In 1980, Fisher consulted for General Electric, working to adapt trace scheduling for a computer
made by a company called Floating Point Systems. But it ended up failing because
the hardware’s fussiness and complexity made it difficult to achieve much parallelism.
Embarrassed by the failure, Fisher dug up manuals for other computers like the CDC Cyberplus and
found that those too were too complicated to get the degree of parallelism he wanted. It
always seemed like the highest possible parallelism speedup was about 2-3 times.
Fisher got frustrated. Eventually, he came to believe that the only way to get the gains he
sought was to implement both the compiler and hardware simultaneously. And he starts
thinking about what kind of architecture would such a computer need to have.
## VLIW
In 1982, Fisher submits a paper to the International
Symposium of Computer Architecture about his work.
It is titled “Very Long Instruction Word architectures and the ELI-512",
and details his new trace scheduling-centric computer: The ELI-512.
The ELI stands for “Enormously Long Instruction”,
and also serves as an inside joke for Yale people. It was a simplified RISC
device, but modified to run a pack of multiple instructions. Fisher writes:
> Everyone wants to use cheap hardware in parallel to speed up computation.
One obvious approach would be to take your favorite Reduced Instruction Set Computer ...
> let it be capable of executing 10 to 30 RISC-level operations
per cycle controlled by a very long instruction word. (In fact,
call it a VLIW.) A VLIW looks like very parallel horizontal microcode.

- - - -

Rewrite the text about Fisher and VLIW from "In 1980, Fisher" up to and including "achieve much parallelism.", swapping "fussiness" for "instability". Rely only on the text about Fisher and VLIW, and nothing else.

DATA SHOWN -

- - - -

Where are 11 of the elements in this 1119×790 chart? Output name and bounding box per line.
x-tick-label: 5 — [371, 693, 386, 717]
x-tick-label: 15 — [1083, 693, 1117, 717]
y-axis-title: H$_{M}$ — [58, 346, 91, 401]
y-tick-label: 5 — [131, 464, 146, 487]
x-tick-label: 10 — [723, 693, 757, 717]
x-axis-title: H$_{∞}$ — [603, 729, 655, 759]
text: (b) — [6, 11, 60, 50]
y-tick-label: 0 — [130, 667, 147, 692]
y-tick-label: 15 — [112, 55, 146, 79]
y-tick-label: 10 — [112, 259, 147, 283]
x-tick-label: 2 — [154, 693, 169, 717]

- - - -

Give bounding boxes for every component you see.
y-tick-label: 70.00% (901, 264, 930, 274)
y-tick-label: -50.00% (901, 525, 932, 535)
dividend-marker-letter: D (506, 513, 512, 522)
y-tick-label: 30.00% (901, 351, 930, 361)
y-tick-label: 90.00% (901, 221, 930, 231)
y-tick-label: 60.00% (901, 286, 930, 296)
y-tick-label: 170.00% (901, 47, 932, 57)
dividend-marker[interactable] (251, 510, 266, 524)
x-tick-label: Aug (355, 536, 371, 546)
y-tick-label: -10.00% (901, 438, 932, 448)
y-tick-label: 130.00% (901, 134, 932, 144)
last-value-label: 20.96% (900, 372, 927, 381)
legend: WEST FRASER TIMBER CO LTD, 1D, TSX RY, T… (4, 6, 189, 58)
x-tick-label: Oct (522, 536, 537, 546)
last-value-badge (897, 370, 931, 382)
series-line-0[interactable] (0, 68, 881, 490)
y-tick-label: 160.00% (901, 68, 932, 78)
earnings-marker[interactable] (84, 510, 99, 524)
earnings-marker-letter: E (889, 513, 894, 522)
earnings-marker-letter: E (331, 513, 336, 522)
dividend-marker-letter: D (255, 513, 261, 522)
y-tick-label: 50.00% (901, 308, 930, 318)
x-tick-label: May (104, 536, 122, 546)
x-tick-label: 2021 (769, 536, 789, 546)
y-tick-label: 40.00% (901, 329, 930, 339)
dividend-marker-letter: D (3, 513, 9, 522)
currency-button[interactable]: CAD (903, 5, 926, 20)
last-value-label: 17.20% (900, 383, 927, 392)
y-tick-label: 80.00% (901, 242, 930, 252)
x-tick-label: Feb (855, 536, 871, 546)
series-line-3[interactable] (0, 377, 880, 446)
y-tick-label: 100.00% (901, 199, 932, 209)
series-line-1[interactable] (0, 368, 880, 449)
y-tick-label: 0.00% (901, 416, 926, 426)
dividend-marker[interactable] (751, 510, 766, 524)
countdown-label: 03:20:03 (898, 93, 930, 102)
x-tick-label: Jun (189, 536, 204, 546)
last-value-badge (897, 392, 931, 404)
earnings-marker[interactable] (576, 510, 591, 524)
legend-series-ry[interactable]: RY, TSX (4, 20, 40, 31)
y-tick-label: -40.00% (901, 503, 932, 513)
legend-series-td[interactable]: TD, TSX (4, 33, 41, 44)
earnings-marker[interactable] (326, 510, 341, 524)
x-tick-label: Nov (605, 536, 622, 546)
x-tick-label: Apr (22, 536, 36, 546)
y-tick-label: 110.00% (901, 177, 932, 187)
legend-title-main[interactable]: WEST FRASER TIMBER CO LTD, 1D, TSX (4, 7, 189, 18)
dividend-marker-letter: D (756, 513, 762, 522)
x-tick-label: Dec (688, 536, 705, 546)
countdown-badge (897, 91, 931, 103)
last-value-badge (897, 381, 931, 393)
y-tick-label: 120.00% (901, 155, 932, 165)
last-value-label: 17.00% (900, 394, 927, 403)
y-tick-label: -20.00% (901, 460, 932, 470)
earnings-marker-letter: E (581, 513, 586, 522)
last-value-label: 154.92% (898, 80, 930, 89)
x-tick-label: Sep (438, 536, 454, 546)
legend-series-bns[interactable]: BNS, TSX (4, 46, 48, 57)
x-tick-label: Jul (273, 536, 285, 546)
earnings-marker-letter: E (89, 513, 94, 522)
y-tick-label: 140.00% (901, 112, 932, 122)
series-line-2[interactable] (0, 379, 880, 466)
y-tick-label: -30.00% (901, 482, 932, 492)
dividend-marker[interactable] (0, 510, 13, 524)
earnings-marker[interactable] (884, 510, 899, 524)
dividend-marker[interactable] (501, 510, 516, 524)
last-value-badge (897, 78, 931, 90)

- - - -

COMPLETE RESPONSE -
In 1980, Fisher consulted for General Electric, working to adapt trace scheduling for a computer
made by a company called Floating Point Systems. But it ended up failing because
the hardware’s instability and complexity made it difficult to achieve much parallelism.